Set exercise: Please restate the following records word for word.

Part of a data file:
○ ○ ○ ○ ○
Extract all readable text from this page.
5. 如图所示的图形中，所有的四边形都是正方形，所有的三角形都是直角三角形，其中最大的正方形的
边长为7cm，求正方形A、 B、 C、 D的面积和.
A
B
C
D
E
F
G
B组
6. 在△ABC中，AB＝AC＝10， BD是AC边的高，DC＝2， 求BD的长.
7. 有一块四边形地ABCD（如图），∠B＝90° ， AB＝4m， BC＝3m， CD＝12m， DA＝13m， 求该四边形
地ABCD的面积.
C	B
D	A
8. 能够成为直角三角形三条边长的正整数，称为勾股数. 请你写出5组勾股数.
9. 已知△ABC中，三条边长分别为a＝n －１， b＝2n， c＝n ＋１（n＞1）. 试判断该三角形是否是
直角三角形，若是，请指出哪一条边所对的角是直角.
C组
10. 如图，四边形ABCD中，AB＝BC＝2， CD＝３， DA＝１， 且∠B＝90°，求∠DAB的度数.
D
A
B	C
○ ○ ○ ○ ○
Output for this task:
Extract all readable text from this page.
5. 如图所示的图形中，所有的四边形都是正方形，所有的三角形都是直角三角形，其中最大的正方形的
边长为7cm，求正方形A、 B、 C、 D的面积和.
A
B
C
D
E
F
G
B组
6. 在△ABC中，AB＝AC＝10， BD是AC边的高，DC＝2， 求BD的长.
7. 有一块四边形地ABCD（如图），∠B＝90° ， AB＝4m， BC＝3m， CD＝12m， DA＝13m， 求该四边形
地ABCD的面积.
C	B
D	A
8. 能够成为直角三角形三条边长的正整数，称为勾股数. 请你写出5组勾股数.
9. 已知△ABC中，三条边长分别为a＝n －１， b＝2n， c＝n ＋１（n＞1）. 试判断该三角形是否是
直角三角形，若是，请指出哪一条边所对的角是直角.
C组
10. 如图，四边形ABCD中，AB＝BC＝2， CD＝３， DA＝１， 且∠B＝90°，求∠DAB的度数.
D
A
B	C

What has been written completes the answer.